THE PROBLEM:
Reproduce the listing that follows with no differences at all.

+-------+

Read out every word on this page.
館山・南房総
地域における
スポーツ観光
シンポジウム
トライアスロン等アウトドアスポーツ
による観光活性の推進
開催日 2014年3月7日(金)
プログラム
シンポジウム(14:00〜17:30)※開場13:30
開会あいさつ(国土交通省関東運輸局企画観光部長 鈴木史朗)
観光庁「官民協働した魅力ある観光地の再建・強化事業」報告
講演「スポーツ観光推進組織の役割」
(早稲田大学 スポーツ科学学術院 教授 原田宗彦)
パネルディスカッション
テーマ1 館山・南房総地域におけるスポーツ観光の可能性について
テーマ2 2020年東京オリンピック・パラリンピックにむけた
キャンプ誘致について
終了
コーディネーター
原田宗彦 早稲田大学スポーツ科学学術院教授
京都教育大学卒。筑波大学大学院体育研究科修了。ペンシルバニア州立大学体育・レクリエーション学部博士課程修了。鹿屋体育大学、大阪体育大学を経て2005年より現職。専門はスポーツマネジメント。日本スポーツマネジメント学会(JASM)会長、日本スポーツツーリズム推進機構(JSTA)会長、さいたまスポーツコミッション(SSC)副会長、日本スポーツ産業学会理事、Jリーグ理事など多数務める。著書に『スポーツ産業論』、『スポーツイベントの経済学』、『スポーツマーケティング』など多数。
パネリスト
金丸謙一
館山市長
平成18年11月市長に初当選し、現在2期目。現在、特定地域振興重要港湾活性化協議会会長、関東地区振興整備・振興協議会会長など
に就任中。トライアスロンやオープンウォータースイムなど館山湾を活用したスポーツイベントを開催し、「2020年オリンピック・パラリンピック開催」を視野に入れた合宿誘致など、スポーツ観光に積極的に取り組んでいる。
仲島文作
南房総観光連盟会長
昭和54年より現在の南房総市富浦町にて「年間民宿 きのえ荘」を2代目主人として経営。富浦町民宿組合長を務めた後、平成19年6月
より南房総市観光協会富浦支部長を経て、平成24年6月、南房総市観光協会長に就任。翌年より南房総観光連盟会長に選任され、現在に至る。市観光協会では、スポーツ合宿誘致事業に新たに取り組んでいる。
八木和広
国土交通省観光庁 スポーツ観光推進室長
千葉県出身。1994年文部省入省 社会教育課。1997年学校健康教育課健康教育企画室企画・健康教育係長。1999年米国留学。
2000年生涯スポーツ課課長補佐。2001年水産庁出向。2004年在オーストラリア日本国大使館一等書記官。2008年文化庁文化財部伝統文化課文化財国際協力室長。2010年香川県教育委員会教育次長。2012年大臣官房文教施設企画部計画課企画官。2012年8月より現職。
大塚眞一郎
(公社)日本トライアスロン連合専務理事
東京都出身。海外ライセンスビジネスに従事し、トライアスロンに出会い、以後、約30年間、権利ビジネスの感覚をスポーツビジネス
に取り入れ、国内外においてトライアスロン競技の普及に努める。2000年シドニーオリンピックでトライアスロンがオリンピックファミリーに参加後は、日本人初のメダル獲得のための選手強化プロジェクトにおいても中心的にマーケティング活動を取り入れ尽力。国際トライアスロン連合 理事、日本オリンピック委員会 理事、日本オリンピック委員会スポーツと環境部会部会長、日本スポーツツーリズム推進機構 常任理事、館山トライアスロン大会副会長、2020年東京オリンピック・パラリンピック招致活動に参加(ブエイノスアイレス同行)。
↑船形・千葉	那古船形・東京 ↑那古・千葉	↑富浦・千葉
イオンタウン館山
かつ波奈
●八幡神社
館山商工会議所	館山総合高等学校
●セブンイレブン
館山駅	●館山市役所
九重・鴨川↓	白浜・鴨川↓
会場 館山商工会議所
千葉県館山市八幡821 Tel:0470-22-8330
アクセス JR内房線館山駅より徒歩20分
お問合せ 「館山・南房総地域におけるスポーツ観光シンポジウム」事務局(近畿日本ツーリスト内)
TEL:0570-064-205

+-------+

WORKED ANSWER:
Read out every word on this page.
館山・南房総
地域における
スポーツ観光
シンポジウム
トライアスロン等アウトドアスポーツ
による観光活性の推進
開催日 2014年3月7日(金)
プログラム
シンポジウム(14:00〜17:30)※開場13:30
開会あいさつ(国土交通省関東運輸局企画観光部長 鈴木史朗)
観光庁「官民協働した魅力ある観光地の再建・強化事業」報告
講演「スポーツ観光推進組織の役割」
(早稲田大学 スポーツ科学学術院 教授 原田宗彦)
パネルディスカッション
テーマ1 館山・南房総地域におけるスポーツ観光の可能性について
テーマ2 2020年東京オリンピック・パラリンピックにむけた
キャンプ誘致について
終了
コーディネーター
原田宗彦 早稲田大学スポーツ科学学術院教授
京都教育大学卒。筑波大学大学院体育研究科修了。ペンシルバニア州立大学体育・レクリエーション学部博士課程修了。鹿屋体育大学、大阪体育大学を経て2005年より現職。専門はスポーツマネジメント。日本スポーツマネジメント学会(JASM)会長、日本スポーツツーリズム推進機構(JSTA)会長、さいたまスポーツコミッション(SSC)副会長、日本スポーツ産業学会理事、Jリーグ理事など多数務める。著書に『スポーツ産業論』、『スポーツイベントの経済学』、『スポーツマーケティング』など多数。
パネリスト
金丸謙一
館山市長
平成18年11月市長に初当選し、現在2期目。現在、特定地域振興重要港湾活性化協議会会長、関東地区振興整備・振興協議会会長など
に就任中。トライアスロンやオープンウォータースイムなど館山湾を活用したスポーツイベントを開催し、「2020年オリンピック・パラリンピック開催」を視野に入れた合宿誘致など、スポーツ観光に積極的に取り組んでいる。
仲島文作
南房総観光連盟会長
昭和54年より現在の南房総市富浦町にて「年間民宿 きのえ荘」を2代目主人として経営。富浦町民宿組合長を務めた後、平成19年6月
より南房総市観光協会富浦支部長を経て、平成24年6月、南房総市観光協会長に就任。翌年より南房総観光連盟会長に選任され、現在に至る。市観光協会では、スポーツ合宿誘致事業に新たに取り組んでいる。
八木和広
国土交通省観光庁 スポーツ観光推進室長
千葉県出身。1994年文部省入省 社会教育課。1997年学校健康教育課健康教育企画室企画・健康教育係長。1999年米国留学。
2000年生涯スポーツ課課長補佐。2001年水産庁出向。2004年在オーストラリア日本国大使館一等書記官。2008年文化庁文化財部伝統文化課文化財国際協力室長。2010年香川県教育委員会教育次長。2012年大臣官房文教施設企画部計画課企画官。2012年8月より現職。
大塚眞一郎
(公社)日本トライアスロン連合専務理事
東京都出身。海外ライセンスビジネスに従事し、トライアスロンに出会い、以後、約30年間、権利ビジネスの感覚をスポーツビジネス
に取り入れ、国内外においてトライアスロン競技の普及に努める。2000年シドニーオリンピックでトライアスロンがオリンピックファミリーに参加後は、日本人初のメダル獲得のための選手強化プロジェクトにおいても中心的にマーケティング活動を取り入れ尽力。国際トライアスロン連合 理事、日本オリンピック委員会 理事、日本オリンピック委員会スポーツと環境部会部会長、日本スポーツツーリズム推進機構 常任理事、館山トライアスロン大会副会長、2020年東京オリンピック・パラリンピック招致活動に参加(ブエイノスアイレス同行)。
↑船形・千葉	那古船形・東京 ↑那古・千葉	↑富浦・千葉
イオンタウン館山
かつ波奈
●八幡神社
館山商工会議所	館山総合高等学校
●セブンイレブン
館山駅	●館山市役所
九重・鴨川↓	白浜・鴨川↓
会場 館山商工会議所
千葉県館山市八幡821 Tel:0470-22-8330
アクセス JR内房線館山駅より徒歩20分
お問合せ 「館山・南房総地域におけるスポーツ観光シンポジウム」事務局(近畿日本ツーリスト内)
TEL:0570-064-205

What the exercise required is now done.